* _Figure record extracts_
%%

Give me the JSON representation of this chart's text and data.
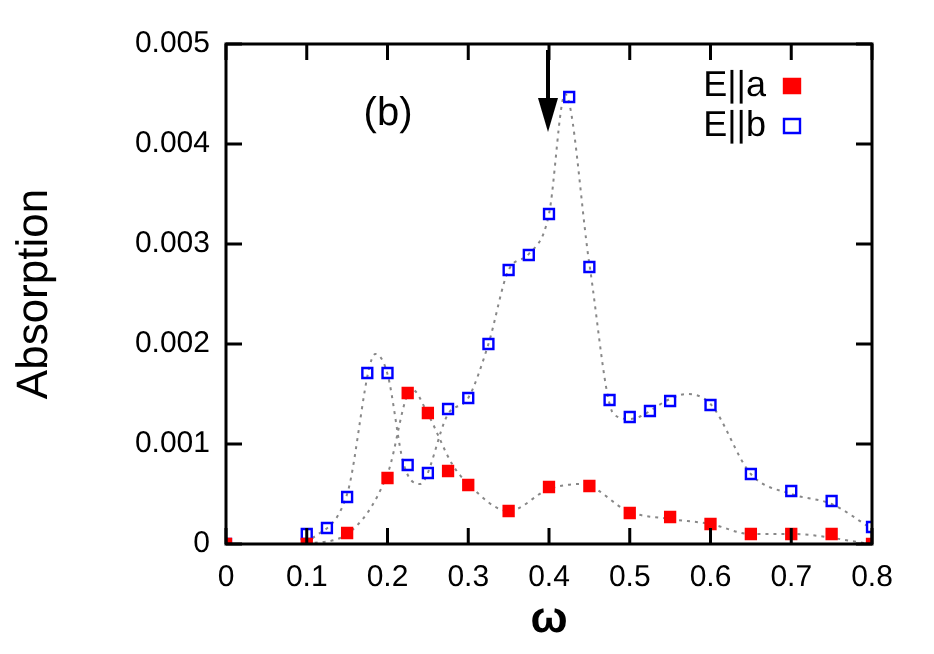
{
  "chart_data": {
    "type": "scatter",
    "xlabel": "ω",
    "ylabel": "Absorption",
    "annotations": [
      "(b)"
    ],
    "xlim": [
      0,
      0.8
    ],
    "xticks": [
      0,
      0.1,
      0.2,
      0.3,
      0.4,
      0.5,
      0.6,
      0.7,
      0.8
    ],
    "ylim": [
      0,
      0.005
    ],
    "yticks": [
      0,
      0.001,
      0.002,
      0.003,
      0.004,
      0.005
    ],
    "grid": false,
    "legend": "top right",
    "marker": "square",
    "series": [
      {
        "name": "E||a",
        "color": "#ff0000",
        "x": [
          0,
          0.1,
          0.15,
          0.2,
          0.225,
          0.25,
          0.275,
          0.3,
          0.35,
          0.4,
          0.45,
          0.5,
          0.55,
          0.6,
          0.65,
          0.7,
          0.75,
          0.8
        ],
        "values": [
          0,
          0,
          0.00011,
          0.00066,
          0.00151,
          0.00131,
          0.00073,
          0.00059,
          0.00033,
          0.00057,
          0.00058,
          0.00031,
          0.00027,
          0.0002,
          0.0001,
          0.0001,
          0.0001,
          0
        ]
      },
      {
        "name": "E||b",
        "color": "#0000ff",
        "x": [
          0,
          0.1,
          0.125,
          0.15,
          0.175,
          0.2,
          0.225,
          0.25,
          0.275,
          0.3,
          0.325,
          0.35,
          0.375,
          0.4,
          0.425,
          0.45,
          0.475,
          0.5,
          0.525,
          0.55,
          0.6,
          0.65,
          0.7,
          0.75,
          0.8
        ],
        "values": [
          0,
          0.0001,
          0.00016,
          0.00047,
          0.00171,
          0.00171,
          0.00079,
          0.00071,
          0.00135,
          0.00146,
          0.002,
          0.00274,
          0.00289,
          0.0033,
          0.00447,
          0.00277,
          0.00144,
          0.00127,
          0.00133,
          0.00143,
          0.00139,
          0.0007,
          0.00053,
          0.00043,
          0.00017
        ]
      },
      {
        "type": "line",
        "color": "#888888",
        "line_style": "dotted",
        "marker": "none",
        "x": [
          0.1,
          0.15,
          0.2,
          0.23,
          0.25,
          0.28,
          0.3,
          0.35,
          0.4,
          0.44,
          0.5,
          0.55,
          0.6,
          0.65,
          0.7,
          0.8
        ],
        "values": [
          0,
          0.0001,
          0.0007,
          0.00155,
          0.0013,
          0.0008,
          0.0006,
          0.00033,
          0.00055,
          0.0006,
          0.00032,
          0.00025,
          0.0002,
          0.0001,
          0.0001,
          0
        ]
      },
      {
        "type": "line",
        "color": "#888888",
        "line_style": "dotted",
        "marker": "none",
        "x": [
          0.1,
          0.15,
          0.185,
          0.2,
          0.22,
          0.24,
          0.275,
          0.3,
          0.325,
          0.35,
          0.375,
          0.4,
          0.42,
          0.45,
          0.48,
          0.5,
          0.55,
          0.57,
          0.6,
          0.65,
          0.7,
          0.75,
          0.8
        ],
        "values": [
          0,
          0.0005,
          0.0019,
          0.0017,
          0.0008,
          0.0006,
          0.0013,
          0.00146,
          0.002,
          0.00274,
          0.0029,
          0.0033,
          0.0045,
          0.0028,
          0.0013,
          0.00125,
          0.00145,
          0.0015,
          0.0014,
          0.0007,
          0.0005,
          0.0004,
          0.00015
        ]
      }
    ]
  }
}
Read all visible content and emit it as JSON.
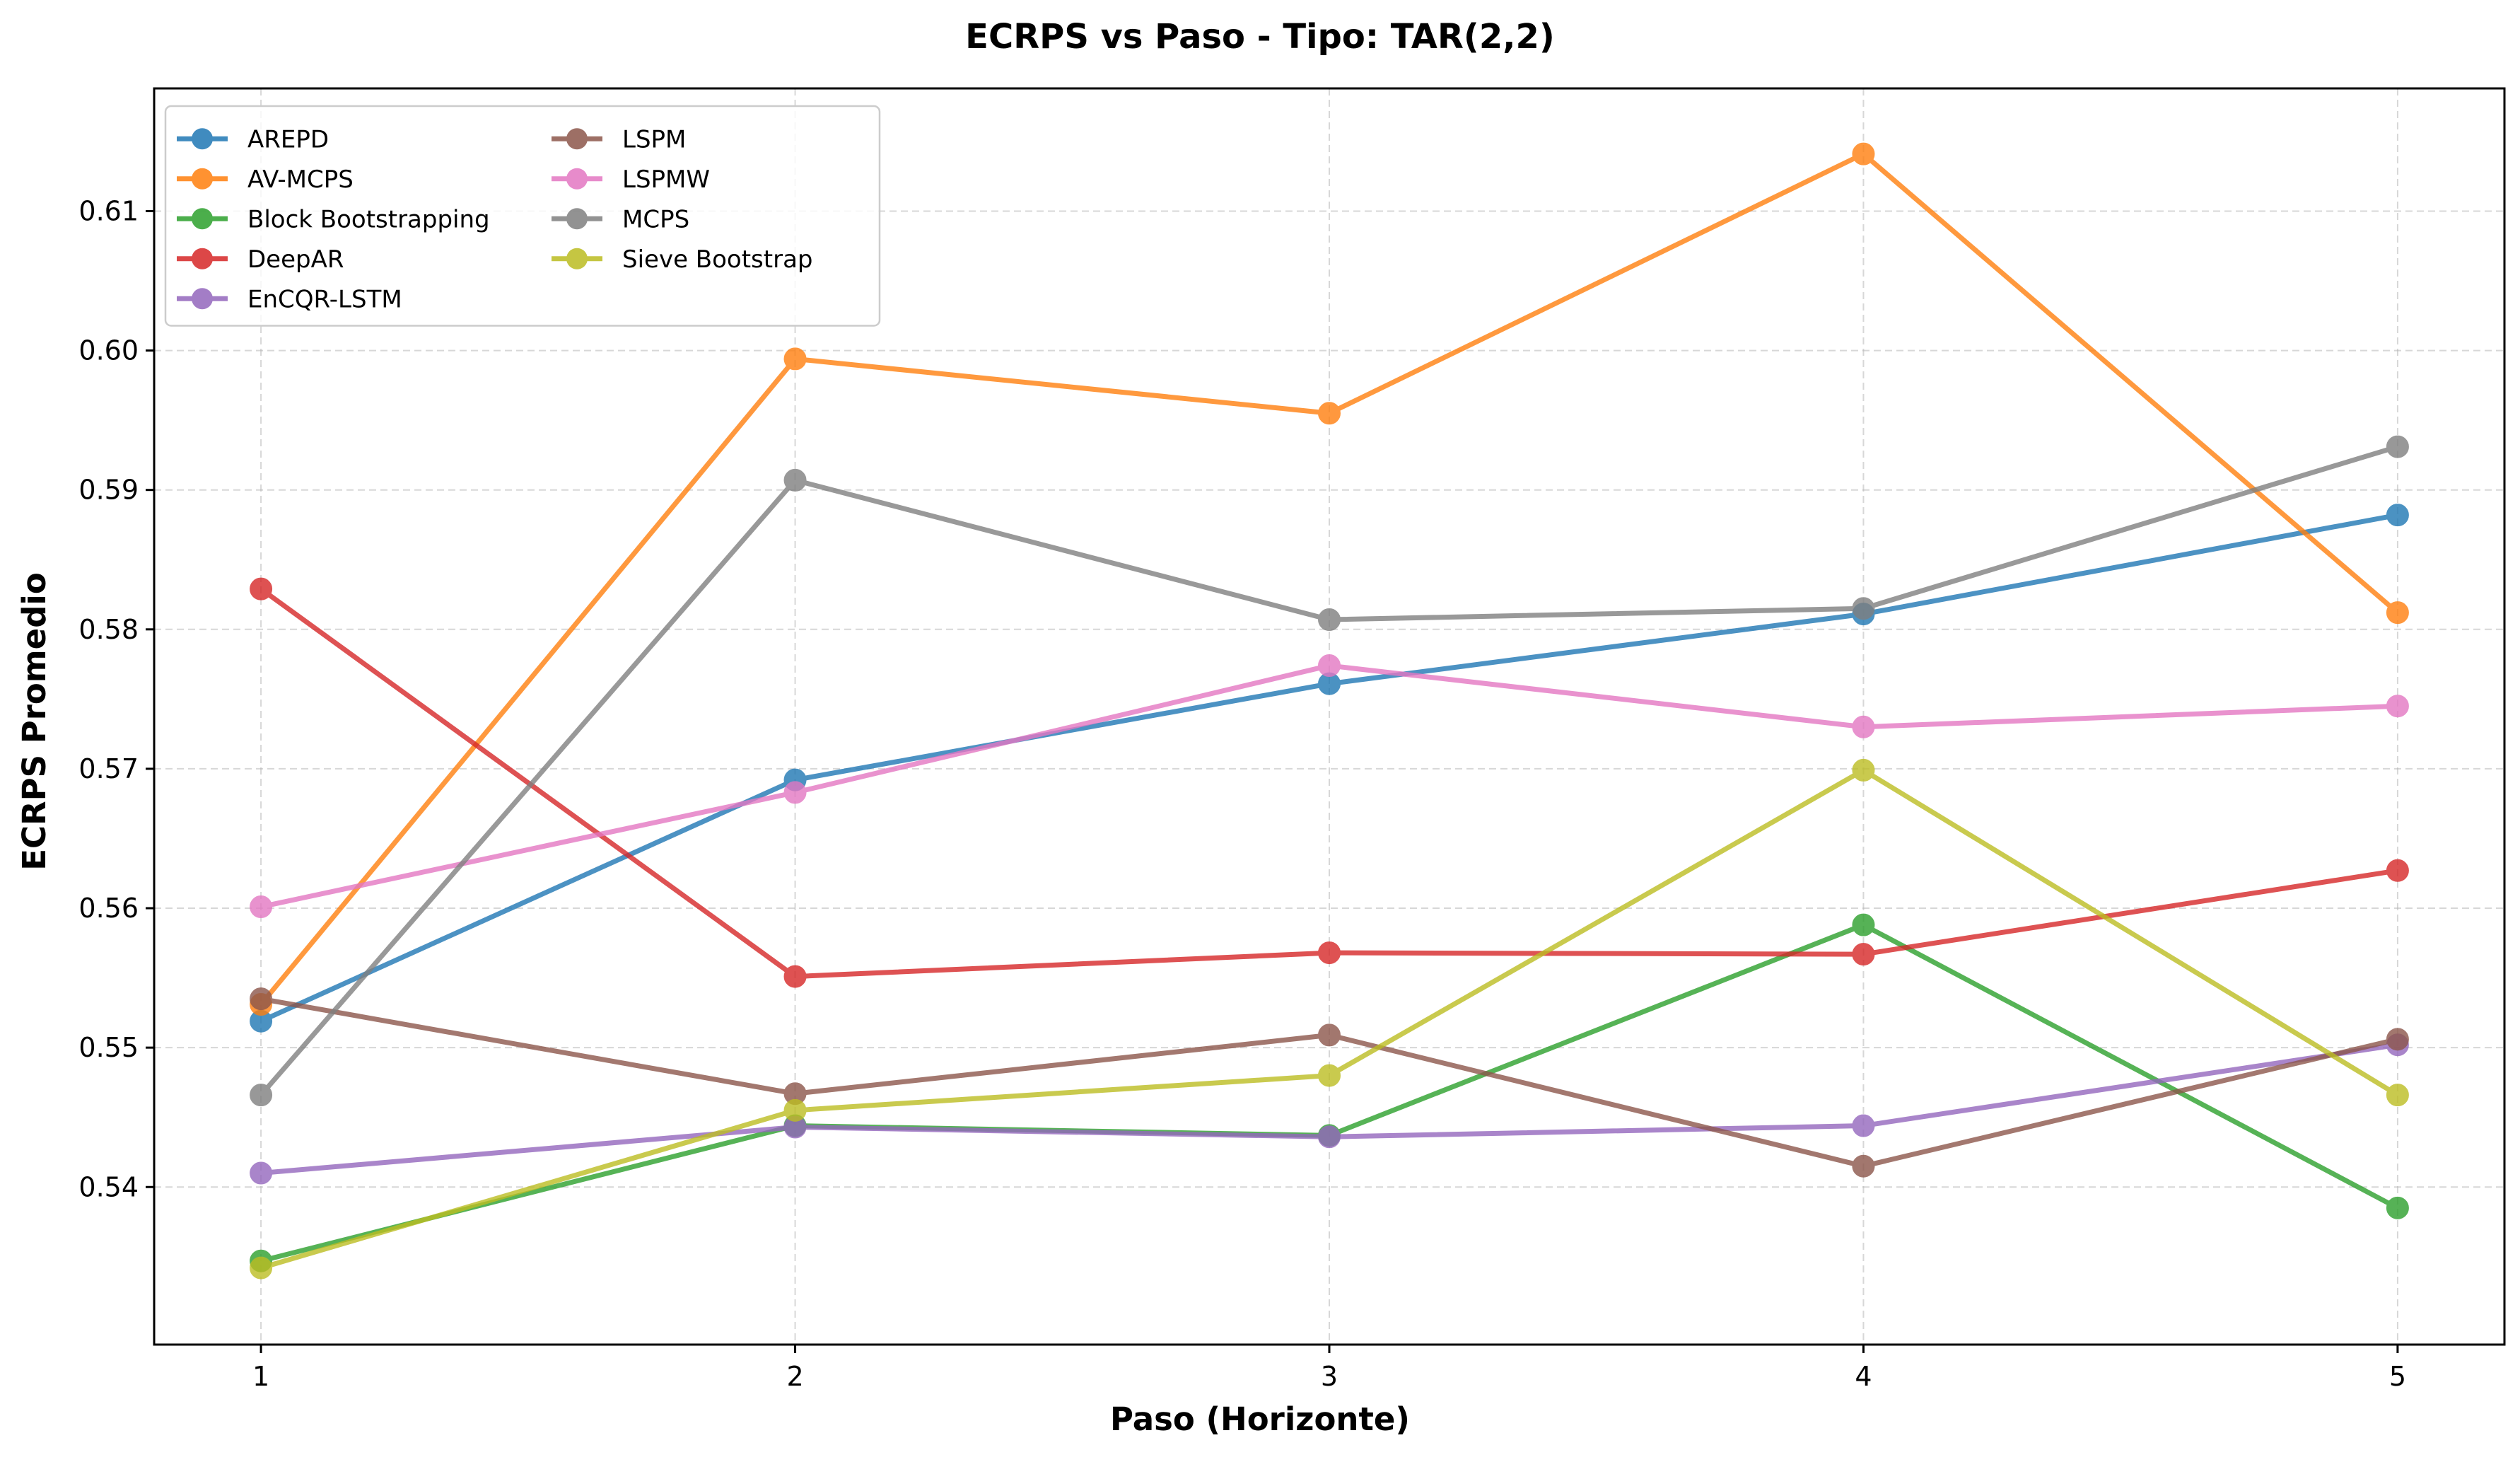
{
  "chart_data": {
    "type": "line",
    "title": "ECRPS vs Paso - Tipo: TAR(2,2)",
    "xlabel": "Paso (Horizonte)",
    "ylabel": "ECRPS Promedio",
    "x": [
      1,
      2,
      3,
      4,
      5
    ],
    "x_ticks": [
      "1",
      "2",
      "3",
      "4",
      "5"
    ],
    "xlim": [
      0.8,
      5.2
    ],
    "ylim": [
      0.5287,
      0.6188
    ],
    "y_ticks": [
      "0.54",
      "0.55",
      "0.56",
      "0.57",
      "0.58",
      "0.59",
      "0.60",
      "0.61"
    ],
    "y_tick_values": [
      0.54,
      0.55,
      0.56,
      0.57,
      0.58,
      0.59,
      0.6,
      0.61
    ],
    "grid": true,
    "legend_position": "top-left",
    "legend_columns": 2,
    "series": [
      {
        "name": "AREPD",
        "color": "#1f77b4",
        "values": [
          0.5519,
          0.5692,
          0.5761,
          0.5811,
          0.5882
        ]
      },
      {
        "name": "AV-MCPS",
        "color": "#ff7f0e",
        "values": [
          0.5531,
          0.5994,
          0.5955,
          0.6141,
          0.5812
        ]
      },
      {
        "name": "Block Bootstrapping",
        "color": "#2ca02c",
        "values": [
          0.5347,
          0.5444,
          0.5437,
          0.5588,
          0.5385
        ]
      },
      {
        "name": "DeepAR",
        "color": "#d62728",
        "values": [
          0.5829,
          0.5551,
          0.5568,
          0.5567,
          0.5627
        ]
      },
      {
        "name": "EnCQR-LSTM",
        "color": "#9467bd",
        "values": [
          0.541,
          0.5443,
          0.5436,
          0.5444,
          0.5502
        ]
      },
      {
        "name": "LSPM",
        "color": "#8c564b",
        "values": [
          0.5535,
          0.5467,
          0.5509,
          0.5415,
          0.5506
        ]
      },
      {
        "name": "LSPMW",
        "color": "#e377c2",
        "values": [
          0.5601,
          0.5683,
          0.5774,
          0.573,
          0.5745
        ]
      },
      {
        "name": "MCPS",
        "color": "#7f7f7f",
        "values": [
          0.5466,
          0.5907,
          0.5807,
          0.5815,
          0.5931
        ]
      },
      {
        "name": "Sieve Bootstrap",
        "color": "#bcbd22",
        "values": [
          0.5342,
          0.5455,
          0.548,
          0.5699,
          0.5466
        ]
      }
    ]
  }
}
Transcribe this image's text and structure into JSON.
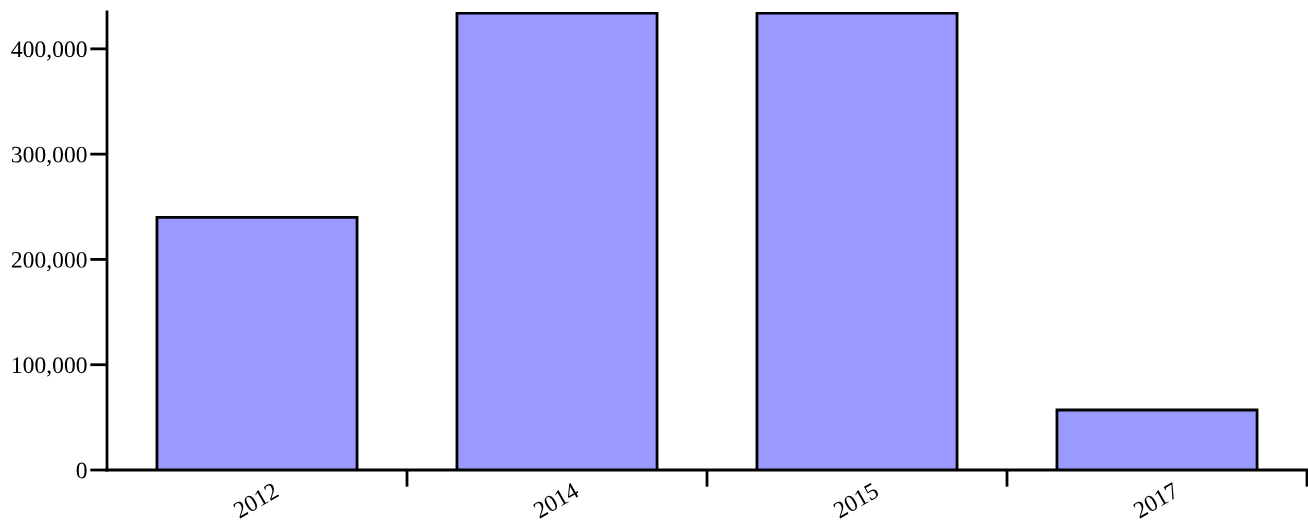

%%

* _What you are asked to do_
Copy the data word for word. Pictures do not go in the copy.

* _Correct answer_
Give me the JSON representation of this chart's text and data.
{
  "chart_data": {
    "type": "scatter",
    "xlabel": "ω",
    "ylabel": "Absorption",
    "annotations": [
      "(b)"
    ],
    "xlim": [
      0,
      0.8
    ],
    "xticks": [
      0,
      0.1,
      0.2,
      0.3,
      0.4,
      0.5,
      0.6,
      0.7,
      0.8
    ],
    "ylim": [
      0,
      0.005
    ],
    "yticks": [
      0,
      0.001,
      0.002,
      0.003,
      0.004,
      0.005
    ],
    "grid": false,
    "legend": "top right",
    "marker": "square",
    "series": [
      {
        "name": "E||a",
        "color": "#ff0000",
        "x": [
          0,
          0.1,
          0.15,
          0.2,
          0.225,
          0.25,
          0.275,
          0.3,
          0.35,
          0.4,
          0.45,
          0.5,
          0.55,
          0.6,
          0.65,
          0.7,
          0.75,
          0.8
        ],
        "values": [
          0,
          0,
          0.00011,
          0.00066,
          0.00151,
          0.00131,
          0.00073,
          0.00059,
          0.00033,
          0.00057,
          0.00058,
          0.00031,
          0.00027,
          0.0002,
          0.0001,
          0.0001,
          0.0001,
          0
        ]
      },
      {
        "name": "E||b",
        "color": "#0000ff",
        "x": [
          0,
          0.1,
          0.125,
          0.15,
          0.175,
          0.2,
          0.225,
          0.25,
          0.275,
          0.3,
          0.325,
          0.35,
          0.375,
          0.4,
          0.425,
          0.45,
          0.475,
          0.5,
          0.525,
          0.55,
          0.6,
          0.65,
          0.7,
          0.75,
          0.8
        ],
        "values": [
          0,
          0.0001,
          0.00016,
          0.00047,
          0.00171,
          0.00171,
          0.00079,
          0.00071,
          0.00135,
          0.00146,
          0.002,
          0.00274,
          0.00289,
          0.0033,
          0.00447,
          0.00277,
          0.00144,
          0.00127,
          0.00133,
          0.00143,
          0.00139,
          0.0007,
          0.00053,
          0.00043,
          0.00017
        ]
      },
      {
        "type": "line",
        "color": "#888888",
        "line_style": "dotted",
        "marker": "none",
        "x": [
          0.1,
          0.15,
          0.2,
          0.23,
          0.25,
          0.28,
          0.3,
          0.35,
          0.4,
          0.44,
          0.5,
          0.55,
          0.6,
          0.65,
          0.7,
          0.8
        ],
        "values": [
          0,
          0.0001,
          0.0007,
          0.00155,
          0.0013,
          0.0008,
          0.0006,
          0.00033,
          0.00055,
          0.0006,
          0.00032,
          0.00025,
          0.0002,
          0.0001,
          0.0001,
          0
        ]
      },
      {
        "type": "line",
        "color": "#888888",
        "line_style": "dotted",
        "marker": "none",
        "x": [
          0.1,
          0.15,
          0.185,
          0.2,
          0.22,
          0.24,
          0.275,
          0.3,
          0.325,
          0.35,
          0.375,
          0.4,
          0.42,
          0.45,
          0.48,
          0.5,
          0.55,
          0.57,
          0.6,
          0.65,
          0.7,
          0.75,
          0.8
        ],
        "values": [
          0,
          0.0005,
          0.0019,
          0.0017,
          0.0008,
          0.0006,
          0.0013,
          0.00146,
          0.002,
          0.00274,
          0.0029,
          0.0033,
          0.0045,
          0.0028,
          0.0013,
          0.00125,
          0.00145,
          0.0015,
          0.0014,
          0.0007,
          0.0005,
          0.0004,
          0.00015
        ]
      }
    ]
  }
}
Read all visible content and emit it as JSON.
{
  "chart_data": {
    "type": "line",
    "title": "ECRPS vs Paso - Tipo: TAR(2,2)",
    "xlabel": "Paso (Horizonte)",
    "ylabel": "ECRPS Promedio",
    "x": [
      1,
      2,
      3,
      4,
      5
    ],
    "x_ticks": [
      "1",
      "2",
      "3",
      "4",
      "5"
    ],
    "xlim": [
      0.8,
      5.2
    ],
    "ylim": [
      0.5287,
      0.6188
    ],
    "y_ticks": [
      "0.54",
      "0.55",
      "0.56",
      "0.57",
      "0.58",
      "0.59",
      "0.60",
      "0.61"
    ],
    "y_tick_values": [
      0.54,
      0.55,
      0.56,
      0.57,
      0.58,
      0.59,
      0.6,
      0.61
    ],
    "grid": true,
    "legend_position": "top-left",
    "legend_columns": 2,
    "series": [
      {
        "name": "AREPD",
        "color": "#1f77b4",
        "values": [
          0.5519,
          0.5692,
          0.5761,
          0.5811,
          0.5882
        ]
      },
      {
        "name": "AV-MCPS",
        "color": "#ff7f0e",
        "values": [
          0.5531,
          0.5994,
          0.5955,
          0.6141,
          0.5812
        ]
      },
      {
        "name": "Block Bootstrapping",
        "color": "#2ca02c",
        "values": [
          0.5347,
          0.5444,
          0.5437,
          0.5588,
          0.5385
        ]
      },
      {
        "name": "DeepAR",
        "color": "#d62728",
        "values": [
          0.5829,
          0.5551,
          0.5568,
          0.5567,
          0.5627
        ]
      },
      {
        "name": "EnCQR-LSTM",
        "color": "#9467bd",
        "values": [
          0.541,
          0.5443,
          0.5436,
          0.5444,
          0.5502
        ]
      },
      {
        "name": "LSPM",
        "color": "#8c564b",
        "values": [
          0.5535,
          0.5467,
          0.5509,
          0.5415,
          0.5506
        ]
      },
      {
        "name": "LSPMW",
        "color": "#e377c2",
        "values": [
          0.5601,
          0.5683,
          0.5774,
          0.573,
          0.5745
        ]
      },
      {
        "name": "MCPS",
        "color": "#7f7f7f",
        "values": [
          0.5466,
          0.5907,
          0.5807,
          0.5815,
          0.5931
        ]
      },
      {
        "name": "Sieve Bootstrap",
        "color": "#bcbd22",
        "values": [
          0.5342,
          0.5455,
          0.548,
          0.5699,
          0.5466
        ]
      }
    ]
  }
}
Transcribe this image's text and structure into JSON.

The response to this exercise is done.